## [Task instructions]
Leave out every picture, then transcribe the rest of the listing exactly.

-- Start --

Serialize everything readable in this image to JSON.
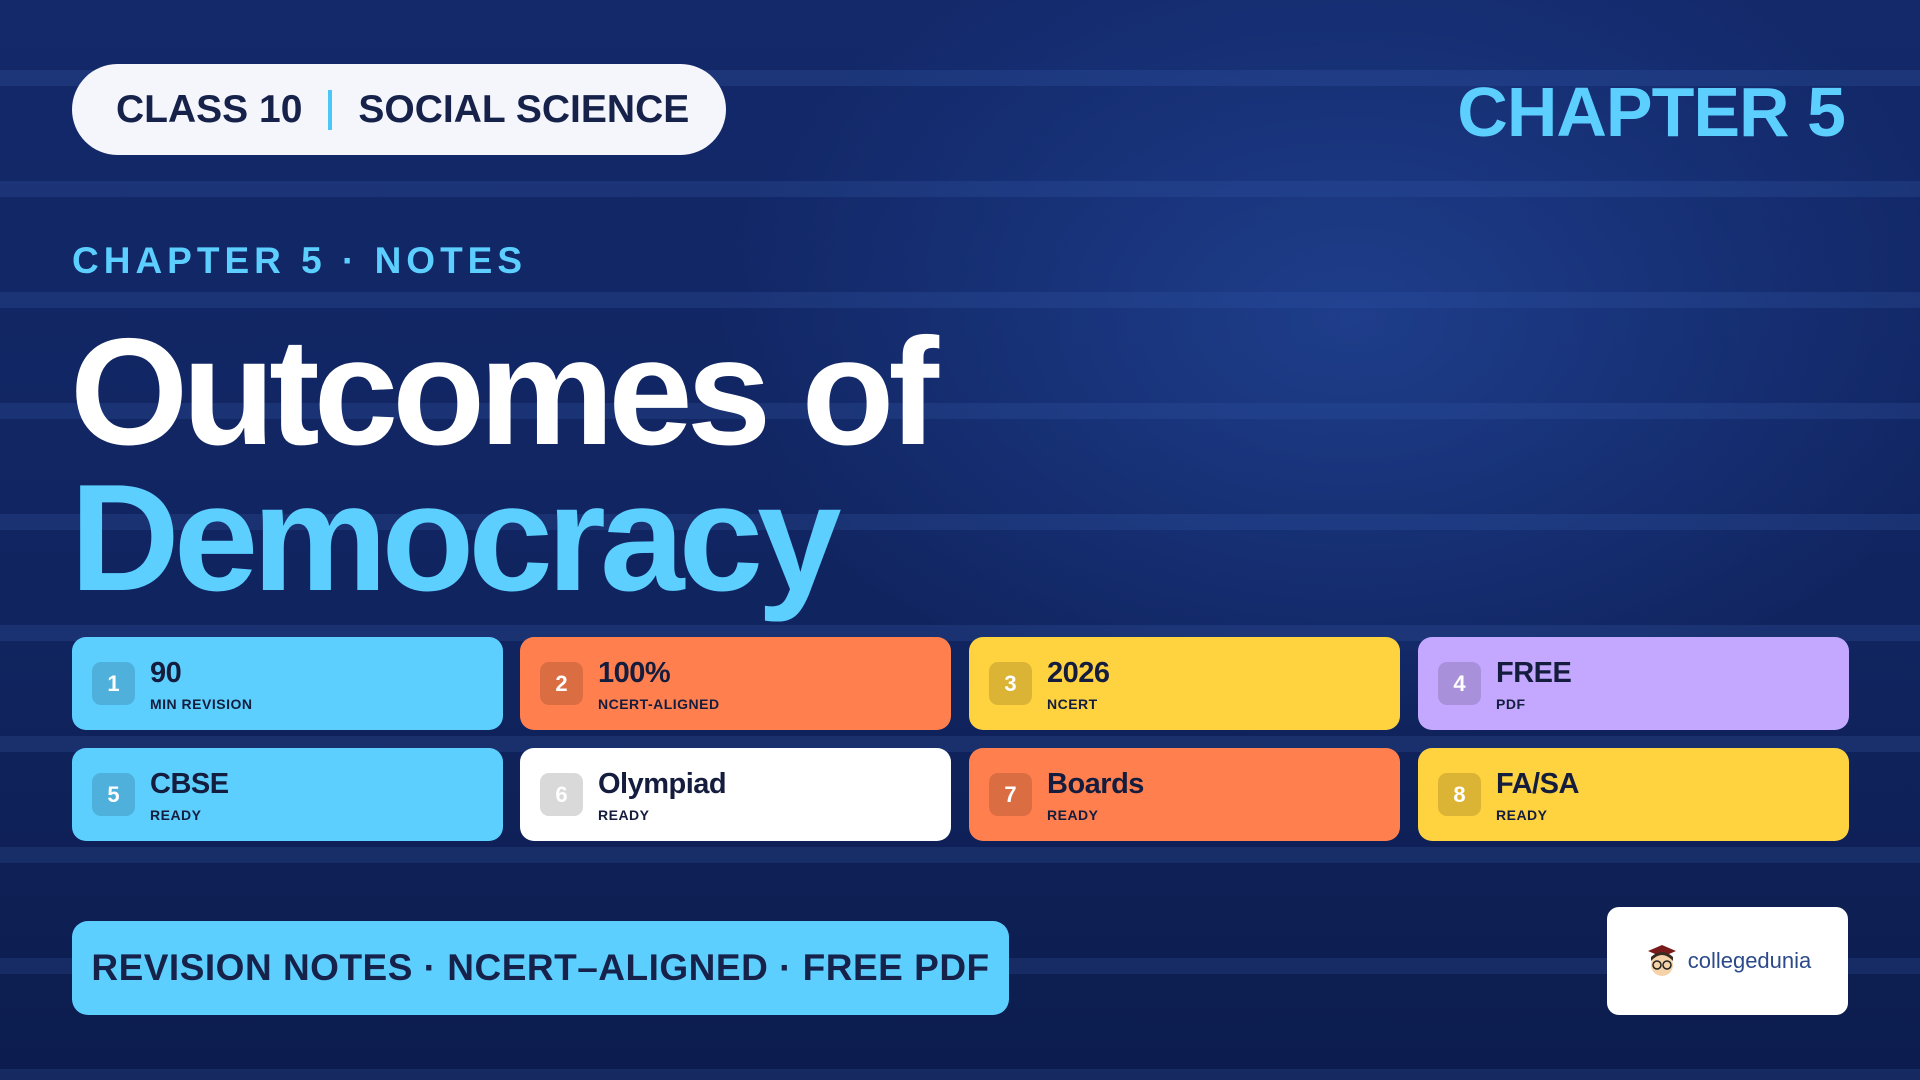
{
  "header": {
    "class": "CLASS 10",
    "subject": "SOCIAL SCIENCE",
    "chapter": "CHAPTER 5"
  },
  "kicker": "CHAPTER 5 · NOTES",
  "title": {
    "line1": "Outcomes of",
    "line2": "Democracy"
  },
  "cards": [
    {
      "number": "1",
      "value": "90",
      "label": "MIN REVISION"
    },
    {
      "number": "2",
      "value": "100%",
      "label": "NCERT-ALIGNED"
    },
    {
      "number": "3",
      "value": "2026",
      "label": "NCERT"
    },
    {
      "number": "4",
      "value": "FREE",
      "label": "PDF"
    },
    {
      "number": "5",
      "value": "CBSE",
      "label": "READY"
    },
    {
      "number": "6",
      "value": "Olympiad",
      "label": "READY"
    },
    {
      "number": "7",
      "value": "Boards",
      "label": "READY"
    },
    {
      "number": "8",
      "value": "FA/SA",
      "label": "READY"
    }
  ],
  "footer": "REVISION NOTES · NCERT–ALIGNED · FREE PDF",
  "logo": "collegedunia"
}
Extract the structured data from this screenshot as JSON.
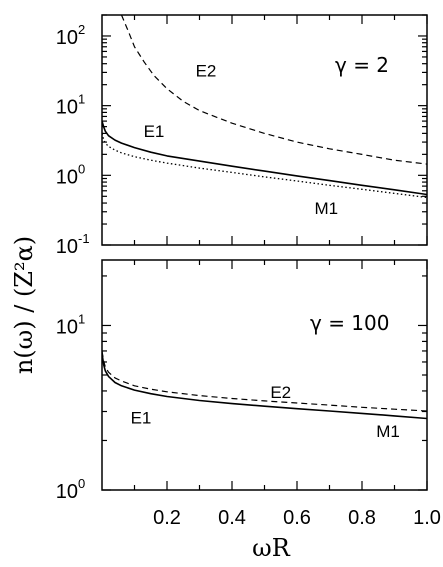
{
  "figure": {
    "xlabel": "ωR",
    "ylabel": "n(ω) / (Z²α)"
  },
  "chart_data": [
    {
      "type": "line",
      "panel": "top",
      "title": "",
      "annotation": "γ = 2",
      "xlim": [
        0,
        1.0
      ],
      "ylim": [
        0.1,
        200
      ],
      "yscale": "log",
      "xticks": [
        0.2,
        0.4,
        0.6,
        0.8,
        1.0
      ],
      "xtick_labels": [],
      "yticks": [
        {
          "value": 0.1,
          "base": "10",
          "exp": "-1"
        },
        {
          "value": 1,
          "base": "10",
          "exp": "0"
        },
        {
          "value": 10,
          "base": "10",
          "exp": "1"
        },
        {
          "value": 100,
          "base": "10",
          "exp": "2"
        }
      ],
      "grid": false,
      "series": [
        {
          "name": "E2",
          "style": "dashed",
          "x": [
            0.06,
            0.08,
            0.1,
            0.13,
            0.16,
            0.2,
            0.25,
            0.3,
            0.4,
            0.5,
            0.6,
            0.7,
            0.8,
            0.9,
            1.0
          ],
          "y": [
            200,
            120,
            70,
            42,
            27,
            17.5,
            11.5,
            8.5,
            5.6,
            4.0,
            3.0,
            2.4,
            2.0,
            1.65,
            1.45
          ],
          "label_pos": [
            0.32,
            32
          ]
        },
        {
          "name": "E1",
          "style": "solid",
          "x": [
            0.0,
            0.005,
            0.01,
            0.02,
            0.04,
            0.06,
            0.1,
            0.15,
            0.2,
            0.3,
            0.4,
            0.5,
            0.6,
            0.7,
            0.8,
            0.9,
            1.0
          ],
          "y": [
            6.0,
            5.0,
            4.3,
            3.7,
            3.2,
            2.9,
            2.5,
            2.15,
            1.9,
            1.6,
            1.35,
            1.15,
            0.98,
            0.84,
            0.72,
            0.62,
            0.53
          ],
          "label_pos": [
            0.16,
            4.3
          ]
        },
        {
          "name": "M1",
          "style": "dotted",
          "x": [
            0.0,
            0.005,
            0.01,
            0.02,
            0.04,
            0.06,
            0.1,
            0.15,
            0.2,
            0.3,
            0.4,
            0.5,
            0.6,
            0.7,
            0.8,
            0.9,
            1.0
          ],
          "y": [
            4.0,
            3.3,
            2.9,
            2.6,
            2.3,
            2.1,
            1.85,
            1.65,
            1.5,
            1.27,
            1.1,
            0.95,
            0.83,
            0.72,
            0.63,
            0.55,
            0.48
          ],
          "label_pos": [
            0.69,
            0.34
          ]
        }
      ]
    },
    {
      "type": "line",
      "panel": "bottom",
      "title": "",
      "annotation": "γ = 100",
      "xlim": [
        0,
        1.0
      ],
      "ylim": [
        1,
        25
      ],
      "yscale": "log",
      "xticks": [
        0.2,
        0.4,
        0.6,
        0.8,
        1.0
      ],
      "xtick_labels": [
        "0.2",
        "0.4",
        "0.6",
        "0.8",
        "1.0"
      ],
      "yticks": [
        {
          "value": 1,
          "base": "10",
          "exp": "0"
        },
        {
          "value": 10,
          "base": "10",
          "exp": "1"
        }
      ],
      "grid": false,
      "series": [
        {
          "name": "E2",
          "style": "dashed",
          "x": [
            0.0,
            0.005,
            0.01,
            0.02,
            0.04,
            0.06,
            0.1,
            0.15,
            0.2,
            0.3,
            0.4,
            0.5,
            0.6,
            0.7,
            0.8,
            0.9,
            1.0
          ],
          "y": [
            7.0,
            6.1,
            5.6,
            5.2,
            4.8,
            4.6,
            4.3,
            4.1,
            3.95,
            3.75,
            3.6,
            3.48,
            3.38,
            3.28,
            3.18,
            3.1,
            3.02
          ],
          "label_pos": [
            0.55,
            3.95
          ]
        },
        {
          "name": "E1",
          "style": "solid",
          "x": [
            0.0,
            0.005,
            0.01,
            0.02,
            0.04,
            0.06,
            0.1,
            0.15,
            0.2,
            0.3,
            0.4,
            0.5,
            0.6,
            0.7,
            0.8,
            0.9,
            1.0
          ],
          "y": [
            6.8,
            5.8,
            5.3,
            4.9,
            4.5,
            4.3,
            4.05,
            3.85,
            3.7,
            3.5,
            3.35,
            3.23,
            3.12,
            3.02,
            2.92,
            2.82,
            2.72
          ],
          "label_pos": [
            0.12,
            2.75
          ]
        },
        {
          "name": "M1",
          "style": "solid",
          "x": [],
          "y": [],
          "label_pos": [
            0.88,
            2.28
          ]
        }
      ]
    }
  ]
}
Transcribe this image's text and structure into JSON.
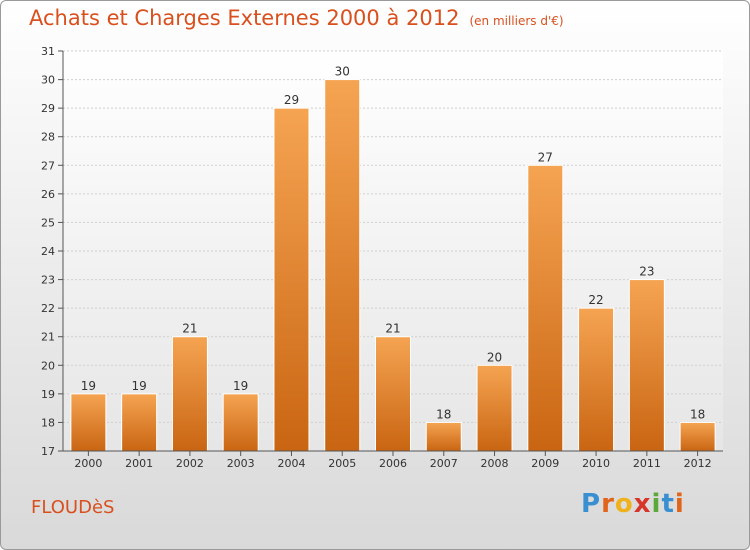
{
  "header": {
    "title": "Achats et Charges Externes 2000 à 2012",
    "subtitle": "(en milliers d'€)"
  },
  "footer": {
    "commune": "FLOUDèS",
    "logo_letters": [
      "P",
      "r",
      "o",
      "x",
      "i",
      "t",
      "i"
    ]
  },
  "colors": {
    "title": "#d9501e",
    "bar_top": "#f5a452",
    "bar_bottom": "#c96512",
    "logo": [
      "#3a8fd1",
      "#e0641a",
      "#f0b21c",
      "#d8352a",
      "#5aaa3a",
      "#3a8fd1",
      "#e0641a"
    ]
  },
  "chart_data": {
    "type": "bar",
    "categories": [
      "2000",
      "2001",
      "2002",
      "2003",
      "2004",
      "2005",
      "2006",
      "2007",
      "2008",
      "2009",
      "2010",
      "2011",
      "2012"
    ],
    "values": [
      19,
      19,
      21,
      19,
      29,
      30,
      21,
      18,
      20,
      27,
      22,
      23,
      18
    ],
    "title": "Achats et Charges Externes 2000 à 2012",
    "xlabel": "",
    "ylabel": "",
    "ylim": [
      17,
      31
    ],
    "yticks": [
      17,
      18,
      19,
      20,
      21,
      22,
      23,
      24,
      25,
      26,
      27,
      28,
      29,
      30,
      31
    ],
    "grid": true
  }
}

-- End --

## [Solution to the problem]
Serialize everything readable in this image to JSON.
{
  "header": {
    "class": "CLASS 10",
    "subject": "SOCIAL SCIENCE",
    "chapter": "CHAPTER 5"
  },
  "kicker": "CHAPTER 5 · NOTES",
  "title": {
    "line1": "Outcomes of",
    "line2": "Democracy"
  },
  "cards": [
    {
      "number": "1",
      "value": "90",
      "label": "MIN REVISION"
    },
    {
      "number": "2",
      "value": "100%",
      "label": "NCERT-ALIGNED"
    },
    {
      "number": "3",
      "value": "2026",
      "label": "NCERT"
    },
    {
      "number": "4",
      "value": "FREE",
      "label": "PDF"
    },
    {
      "number": "5",
      "value": "CBSE",
      "label": "READY"
    },
    {
      "number": "6",
      "value": "Olympiad",
      "label": "READY"
    },
    {
      "number": "7",
      "value": "Boards",
      "label": "READY"
    },
    {
      "number": "8",
      "value": "FA/SA",
      "label": "READY"
    }
  ],
  "footer": "REVISION NOTES · NCERT–ALIGNED · FREE PDF",
  "logo": "collegedunia"
}
Extract the structured data from this screenshot as JSON.
{
  "figure": {
    "xlabel": "ωR",
    "ylabel": "n(ω) / (Z²α)"
  },
  "chart_data": [
    {
      "type": "line",
      "panel": "top",
      "title": "",
      "annotation": "γ = 2",
      "xlim": [
        0,
        1.0
      ],
      "ylim": [
        0.1,
        200
      ],
      "yscale": "log",
      "xticks": [
        0.2,
        0.4,
        0.6,
        0.8,
        1.0
      ],
      "xtick_labels": [],
      "yticks": [
        {
          "value": 0.1,
          "base": "10",
          "exp": "-1"
        },
        {
          "value": 1,
          "base": "10",
          "exp": "0"
        },
        {
          "value": 10,
          "base": "10",
          "exp": "1"
        },
        {
          "value": 100,
          "base": "10",
          "exp": "2"
        }
      ],
      "grid": false,
      "series": [
        {
          "name": "E2",
          "style": "dashed",
          "x": [
            0.06,
            0.08,
            0.1,
            0.13,
            0.16,
            0.2,
            0.25,
            0.3,
            0.4,
            0.5,
            0.6,
            0.7,
            0.8,
            0.9,
            1.0
          ],
          "y": [
            200,
            120,
            70,
            42,
            27,
            17.5,
            11.5,
            8.5,
            5.6,
            4.0,
            3.0,
            2.4,
            2.0,
            1.65,
            1.45
          ],
          "label_pos": [
            0.32,
            32
          ]
        },
        {
          "name": "E1",
          "style": "solid",
          "x": [
            0.0,
            0.005,
            0.01,
            0.02,
            0.04,
            0.06,
            0.1,
            0.15,
            0.2,
            0.3,
            0.4,
            0.5,
            0.6,
            0.7,
            0.8,
            0.9,
            1.0
          ],
          "y": [
            6.0,
            5.0,
            4.3,
            3.7,
            3.2,
            2.9,
            2.5,
            2.15,
            1.9,
            1.6,
            1.35,
            1.15,
            0.98,
            0.84,
            0.72,
            0.62,
            0.53
          ],
          "label_pos": [
            0.16,
            4.3
          ]
        },
        {
          "name": "M1",
          "style": "dotted",
          "x": [
            0.0,
            0.005,
            0.01,
            0.02,
            0.04,
            0.06,
            0.1,
            0.15,
            0.2,
            0.3,
            0.4,
            0.5,
            0.6,
            0.7,
            0.8,
            0.9,
            1.0
          ],
          "y": [
            4.0,
            3.3,
            2.9,
            2.6,
            2.3,
            2.1,
            1.85,
            1.65,
            1.5,
            1.27,
            1.1,
            0.95,
            0.83,
            0.72,
            0.63,
            0.55,
            0.48
          ],
          "label_pos": [
            0.69,
            0.34
          ]
        }
      ]
    },
    {
      "type": "line",
      "panel": "bottom",
      "title": "",
      "annotation": "γ = 100",
      "xlim": [
        0,
        1.0
      ],
      "ylim": [
        1,
        25
      ],
      "yscale": "log",
      "xticks": [
        0.2,
        0.4,
        0.6,
        0.8,
        1.0
      ],
      "xtick_labels": [
        "0.2",
        "0.4",
        "0.6",
        "0.8",
        "1.0"
      ],
      "yticks": [
        {
          "value": 1,
          "base": "10",
          "exp": "0"
        },
        {
          "value": 10,
          "base": "10",
          "exp": "1"
        }
      ],
      "grid": false,
      "series": [
        {
          "name": "E2",
          "style": "dashed",
          "x": [
            0.0,
            0.005,
            0.01,
            0.02,
            0.04,
            0.06,
            0.1,
            0.15,
            0.2,
            0.3,
            0.4,
            0.5,
            0.6,
            0.7,
            0.8,
            0.9,
            1.0
          ],
          "y": [
            7.0,
            6.1,
            5.6,
            5.2,
            4.8,
            4.6,
            4.3,
            4.1,
            3.95,
            3.75,
            3.6,
            3.48,
            3.38,
            3.28,
            3.18,
            3.1,
            3.02
          ],
          "label_pos": [
            0.55,
            3.95
          ]
        },
        {
          "name": "E1",
          "style": "solid",
          "x": [
            0.0,
            0.005,
            0.01,
            0.02,
            0.04,
            0.06,
            0.1,
            0.15,
            0.2,
            0.3,
            0.4,
            0.5,
            0.6,
            0.7,
            0.8,
            0.9,
            1.0
          ],
          "y": [
            6.8,
            5.8,
            5.3,
            4.9,
            4.5,
            4.3,
            4.05,
            3.85,
            3.7,
            3.5,
            3.35,
            3.23,
            3.12,
            3.02,
            2.92,
            2.82,
            2.72
          ],
          "label_pos": [
            0.12,
            2.75
          ]
        },
        {
          "name": "M1",
          "style": "solid",
          "x": [],
          "y": [],
          "label_pos": [
            0.88,
            2.28
          ]
        }
      ]
    }
  ]
}
Transcribe this image's text and structure into JSON.
{
  "header": {
    "title": "Achats et Charges Externes 2000 à 2012",
    "subtitle": "(en milliers d'€)"
  },
  "footer": {
    "commune": "FLOUDèS",
    "logo_letters": [
      "P",
      "r",
      "o",
      "x",
      "i",
      "t",
      "i"
    ]
  },
  "colors": {
    "title": "#d9501e",
    "bar_top": "#f5a452",
    "bar_bottom": "#c96512",
    "logo": [
      "#3a8fd1",
      "#e0641a",
      "#f0b21c",
      "#d8352a",
      "#5aaa3a",
      "#3a8fd1",
      "#e0641a"
    ]
  },
  "chart_data": {
    "type": "bar",
    "categories": [
      "2000",
      "2001",
      "2002",
      "2003",
      "2004",
      "2005",
      "2006",
      "2007",
      "2008",
      "2009",
      "2010",
      "2011",
      "2012"
    ],
    "values": [
      19,
      19,
      21,
      19,
      29,
      30,
      21,
      18,
      20,
      27,
      22,
      23,
      18
    ],
    "title": "Achats et Charges Externes 2000 à 2012",
    "xlabel": "",
    "ylabel": "",
    "ylim": [
      17,
      31
    ],
    "yticks": [
      17,
      18,
      19,
      20,
      21,
      22,
      23,
      24,
      25,
      26,
      27,
      28,
      29,
      30,
      31
    ],
    "grid": true
  }
}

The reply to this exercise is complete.